▶ **DIRECTIVE**: Gather all lines containing the string "период" and copy them out.

:: ITEMS

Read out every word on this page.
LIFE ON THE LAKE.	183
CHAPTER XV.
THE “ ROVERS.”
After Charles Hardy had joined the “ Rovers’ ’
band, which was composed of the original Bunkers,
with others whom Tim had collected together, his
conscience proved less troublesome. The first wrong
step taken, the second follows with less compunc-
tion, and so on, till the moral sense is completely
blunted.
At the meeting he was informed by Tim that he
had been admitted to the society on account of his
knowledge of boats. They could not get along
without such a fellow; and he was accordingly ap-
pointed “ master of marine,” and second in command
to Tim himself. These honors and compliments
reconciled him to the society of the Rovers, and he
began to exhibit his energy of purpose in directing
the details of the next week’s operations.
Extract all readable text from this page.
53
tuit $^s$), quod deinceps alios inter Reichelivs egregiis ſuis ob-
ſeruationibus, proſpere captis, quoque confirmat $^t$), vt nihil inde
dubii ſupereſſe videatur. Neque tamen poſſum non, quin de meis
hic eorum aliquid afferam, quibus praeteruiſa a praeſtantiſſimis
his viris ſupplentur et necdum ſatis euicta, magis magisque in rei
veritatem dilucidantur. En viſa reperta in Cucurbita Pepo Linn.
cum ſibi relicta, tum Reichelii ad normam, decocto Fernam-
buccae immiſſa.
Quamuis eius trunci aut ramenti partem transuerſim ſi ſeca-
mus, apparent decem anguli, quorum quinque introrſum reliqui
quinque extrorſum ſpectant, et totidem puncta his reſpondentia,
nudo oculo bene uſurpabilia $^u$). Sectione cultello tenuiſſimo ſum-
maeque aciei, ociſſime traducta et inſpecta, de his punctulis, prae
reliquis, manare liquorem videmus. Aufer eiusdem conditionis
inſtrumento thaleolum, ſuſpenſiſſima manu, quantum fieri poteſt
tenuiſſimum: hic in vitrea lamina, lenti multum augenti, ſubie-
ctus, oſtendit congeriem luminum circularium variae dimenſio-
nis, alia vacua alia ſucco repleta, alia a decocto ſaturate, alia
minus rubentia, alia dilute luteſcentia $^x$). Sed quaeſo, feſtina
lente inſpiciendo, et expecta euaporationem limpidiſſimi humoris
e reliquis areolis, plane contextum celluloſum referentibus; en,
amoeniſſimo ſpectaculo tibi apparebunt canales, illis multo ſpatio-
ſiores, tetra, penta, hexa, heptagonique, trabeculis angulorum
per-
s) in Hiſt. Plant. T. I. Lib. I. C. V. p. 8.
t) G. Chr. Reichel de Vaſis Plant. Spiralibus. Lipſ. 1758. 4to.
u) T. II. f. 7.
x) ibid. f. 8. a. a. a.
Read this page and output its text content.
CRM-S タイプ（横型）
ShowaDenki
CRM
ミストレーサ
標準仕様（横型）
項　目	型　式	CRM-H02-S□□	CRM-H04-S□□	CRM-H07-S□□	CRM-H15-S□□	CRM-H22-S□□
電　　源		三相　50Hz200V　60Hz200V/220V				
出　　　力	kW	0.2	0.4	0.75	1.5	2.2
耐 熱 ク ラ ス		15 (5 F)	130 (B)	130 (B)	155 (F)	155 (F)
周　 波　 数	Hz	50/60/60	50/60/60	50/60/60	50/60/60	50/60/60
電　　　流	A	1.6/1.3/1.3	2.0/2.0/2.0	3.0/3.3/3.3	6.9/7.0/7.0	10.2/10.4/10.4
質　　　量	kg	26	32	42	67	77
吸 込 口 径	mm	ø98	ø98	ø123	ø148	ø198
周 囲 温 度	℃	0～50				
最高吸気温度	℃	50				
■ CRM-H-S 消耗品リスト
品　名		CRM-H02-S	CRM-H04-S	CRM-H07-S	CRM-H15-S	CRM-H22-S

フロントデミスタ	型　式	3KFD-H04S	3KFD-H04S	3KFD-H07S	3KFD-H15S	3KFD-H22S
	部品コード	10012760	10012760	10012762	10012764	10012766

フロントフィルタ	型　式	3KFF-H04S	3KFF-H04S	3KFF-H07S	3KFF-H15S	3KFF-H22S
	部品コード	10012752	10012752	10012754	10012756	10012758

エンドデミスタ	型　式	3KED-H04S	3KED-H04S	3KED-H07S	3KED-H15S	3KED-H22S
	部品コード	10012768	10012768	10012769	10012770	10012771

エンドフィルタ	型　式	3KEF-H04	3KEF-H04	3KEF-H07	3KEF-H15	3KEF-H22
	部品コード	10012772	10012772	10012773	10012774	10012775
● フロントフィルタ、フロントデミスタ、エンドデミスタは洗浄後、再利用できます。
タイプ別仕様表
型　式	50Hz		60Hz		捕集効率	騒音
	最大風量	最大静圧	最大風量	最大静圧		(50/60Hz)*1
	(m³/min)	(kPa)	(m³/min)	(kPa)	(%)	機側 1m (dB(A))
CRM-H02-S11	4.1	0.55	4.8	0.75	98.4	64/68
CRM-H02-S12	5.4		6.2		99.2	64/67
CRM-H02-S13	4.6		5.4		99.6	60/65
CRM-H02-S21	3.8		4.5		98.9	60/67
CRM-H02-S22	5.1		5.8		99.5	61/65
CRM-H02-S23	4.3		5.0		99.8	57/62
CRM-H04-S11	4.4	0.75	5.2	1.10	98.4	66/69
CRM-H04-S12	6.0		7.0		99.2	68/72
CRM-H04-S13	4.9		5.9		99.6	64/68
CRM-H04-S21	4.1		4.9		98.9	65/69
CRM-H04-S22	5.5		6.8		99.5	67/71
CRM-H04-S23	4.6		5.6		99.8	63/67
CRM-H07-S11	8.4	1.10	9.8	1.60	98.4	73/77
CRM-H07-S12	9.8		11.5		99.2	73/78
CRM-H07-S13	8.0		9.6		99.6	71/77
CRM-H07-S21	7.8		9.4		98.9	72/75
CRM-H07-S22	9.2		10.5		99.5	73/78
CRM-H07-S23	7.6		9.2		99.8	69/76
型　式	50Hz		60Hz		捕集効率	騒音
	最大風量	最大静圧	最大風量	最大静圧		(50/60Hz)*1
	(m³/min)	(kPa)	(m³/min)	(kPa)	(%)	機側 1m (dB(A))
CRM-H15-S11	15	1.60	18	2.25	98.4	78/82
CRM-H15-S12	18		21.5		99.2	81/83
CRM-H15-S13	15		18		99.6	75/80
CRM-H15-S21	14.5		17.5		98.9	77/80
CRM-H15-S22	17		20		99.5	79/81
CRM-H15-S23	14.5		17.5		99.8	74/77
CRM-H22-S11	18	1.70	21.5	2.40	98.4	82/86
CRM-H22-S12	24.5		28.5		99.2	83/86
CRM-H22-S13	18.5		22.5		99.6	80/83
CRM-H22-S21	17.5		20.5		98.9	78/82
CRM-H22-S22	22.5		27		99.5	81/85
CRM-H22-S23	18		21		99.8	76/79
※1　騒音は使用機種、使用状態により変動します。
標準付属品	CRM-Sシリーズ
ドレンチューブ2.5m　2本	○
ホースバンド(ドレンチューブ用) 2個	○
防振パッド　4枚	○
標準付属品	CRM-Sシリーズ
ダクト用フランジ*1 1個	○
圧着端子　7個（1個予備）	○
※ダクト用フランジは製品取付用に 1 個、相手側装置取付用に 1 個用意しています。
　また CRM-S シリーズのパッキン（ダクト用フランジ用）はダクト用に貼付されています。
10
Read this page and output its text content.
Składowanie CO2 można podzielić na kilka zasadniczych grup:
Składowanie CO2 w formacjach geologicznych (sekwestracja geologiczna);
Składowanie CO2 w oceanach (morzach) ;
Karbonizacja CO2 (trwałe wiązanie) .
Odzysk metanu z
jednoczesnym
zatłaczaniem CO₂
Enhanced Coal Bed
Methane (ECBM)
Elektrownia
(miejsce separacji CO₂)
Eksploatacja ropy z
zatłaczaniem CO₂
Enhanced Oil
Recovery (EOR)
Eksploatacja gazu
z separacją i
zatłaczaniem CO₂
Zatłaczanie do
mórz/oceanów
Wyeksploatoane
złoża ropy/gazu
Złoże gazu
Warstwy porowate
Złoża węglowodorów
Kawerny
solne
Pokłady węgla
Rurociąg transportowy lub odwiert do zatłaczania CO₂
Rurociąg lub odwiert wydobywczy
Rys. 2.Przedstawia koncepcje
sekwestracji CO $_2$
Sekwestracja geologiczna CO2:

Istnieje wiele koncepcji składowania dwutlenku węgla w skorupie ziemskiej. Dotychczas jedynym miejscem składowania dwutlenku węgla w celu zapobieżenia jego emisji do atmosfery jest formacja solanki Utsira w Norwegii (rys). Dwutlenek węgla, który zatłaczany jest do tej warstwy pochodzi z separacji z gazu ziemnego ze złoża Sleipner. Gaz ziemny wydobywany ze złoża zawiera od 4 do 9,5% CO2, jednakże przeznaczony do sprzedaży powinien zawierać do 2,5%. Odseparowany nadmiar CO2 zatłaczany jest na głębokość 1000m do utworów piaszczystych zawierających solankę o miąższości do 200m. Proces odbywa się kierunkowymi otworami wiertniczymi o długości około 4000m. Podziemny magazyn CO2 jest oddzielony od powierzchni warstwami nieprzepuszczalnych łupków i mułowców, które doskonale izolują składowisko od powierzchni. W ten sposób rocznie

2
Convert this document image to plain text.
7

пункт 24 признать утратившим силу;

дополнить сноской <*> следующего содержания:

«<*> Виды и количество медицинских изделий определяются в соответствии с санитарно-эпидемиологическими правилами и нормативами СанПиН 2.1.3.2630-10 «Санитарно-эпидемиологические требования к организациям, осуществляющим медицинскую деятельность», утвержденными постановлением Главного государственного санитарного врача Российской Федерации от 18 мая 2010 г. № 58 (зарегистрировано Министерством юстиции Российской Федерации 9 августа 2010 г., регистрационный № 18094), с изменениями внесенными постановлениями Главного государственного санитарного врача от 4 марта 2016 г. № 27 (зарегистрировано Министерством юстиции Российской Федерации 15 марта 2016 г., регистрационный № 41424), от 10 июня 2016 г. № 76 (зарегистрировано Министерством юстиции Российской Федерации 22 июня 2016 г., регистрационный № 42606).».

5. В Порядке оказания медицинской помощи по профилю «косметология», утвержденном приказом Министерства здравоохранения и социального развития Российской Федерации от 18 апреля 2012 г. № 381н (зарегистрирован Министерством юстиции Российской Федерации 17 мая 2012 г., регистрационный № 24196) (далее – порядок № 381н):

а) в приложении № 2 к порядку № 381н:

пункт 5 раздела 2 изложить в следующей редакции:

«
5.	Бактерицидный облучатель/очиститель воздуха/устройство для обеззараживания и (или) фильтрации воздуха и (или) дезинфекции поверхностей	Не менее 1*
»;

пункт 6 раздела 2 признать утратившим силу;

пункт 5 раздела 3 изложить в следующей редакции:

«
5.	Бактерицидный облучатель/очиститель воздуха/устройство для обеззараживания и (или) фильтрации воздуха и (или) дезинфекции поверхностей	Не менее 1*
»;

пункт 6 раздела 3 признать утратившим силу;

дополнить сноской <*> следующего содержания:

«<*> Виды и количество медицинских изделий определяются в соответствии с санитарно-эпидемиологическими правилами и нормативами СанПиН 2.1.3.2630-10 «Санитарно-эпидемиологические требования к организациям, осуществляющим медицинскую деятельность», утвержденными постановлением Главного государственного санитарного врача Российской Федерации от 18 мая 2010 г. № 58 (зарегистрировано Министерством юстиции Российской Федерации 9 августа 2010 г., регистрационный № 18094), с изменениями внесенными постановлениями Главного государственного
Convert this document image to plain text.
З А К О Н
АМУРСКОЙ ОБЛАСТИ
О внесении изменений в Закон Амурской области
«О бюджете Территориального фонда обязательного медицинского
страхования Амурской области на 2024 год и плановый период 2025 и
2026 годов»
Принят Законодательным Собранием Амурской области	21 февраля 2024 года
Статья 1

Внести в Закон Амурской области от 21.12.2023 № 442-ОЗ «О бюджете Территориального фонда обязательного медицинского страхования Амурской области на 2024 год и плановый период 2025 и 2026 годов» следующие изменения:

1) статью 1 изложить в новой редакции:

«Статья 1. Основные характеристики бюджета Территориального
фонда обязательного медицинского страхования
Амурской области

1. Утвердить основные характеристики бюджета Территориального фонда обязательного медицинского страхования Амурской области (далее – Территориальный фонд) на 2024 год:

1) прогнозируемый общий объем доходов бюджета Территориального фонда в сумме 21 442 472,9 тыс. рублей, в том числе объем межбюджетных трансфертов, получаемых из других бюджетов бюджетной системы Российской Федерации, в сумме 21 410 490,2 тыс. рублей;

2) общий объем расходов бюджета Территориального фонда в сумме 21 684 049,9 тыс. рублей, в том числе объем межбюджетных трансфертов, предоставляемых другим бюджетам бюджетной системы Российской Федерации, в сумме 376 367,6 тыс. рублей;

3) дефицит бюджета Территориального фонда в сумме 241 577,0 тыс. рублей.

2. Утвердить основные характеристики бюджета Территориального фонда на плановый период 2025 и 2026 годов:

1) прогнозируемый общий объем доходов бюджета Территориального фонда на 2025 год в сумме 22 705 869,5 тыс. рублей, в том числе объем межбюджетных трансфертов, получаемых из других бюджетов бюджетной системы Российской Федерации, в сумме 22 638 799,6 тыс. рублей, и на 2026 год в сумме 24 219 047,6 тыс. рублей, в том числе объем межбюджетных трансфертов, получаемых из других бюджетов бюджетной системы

::::

▶ **TASK OUTPUT**:
страхования Амурской области на 2024 год и плановый период 2025 и
Внести в Закон Амурской области от 21.12.2023 № 442-ОЗ «О бюджете Территориального фонда обязательного медицинского страхования Амурской области на 2024 год и плановый период 2025 и 2026 годов» следующие изменения:
2. Утвердить основные характеристики бюджета Территориального фонда на плановый период 2025 и 2026 годов:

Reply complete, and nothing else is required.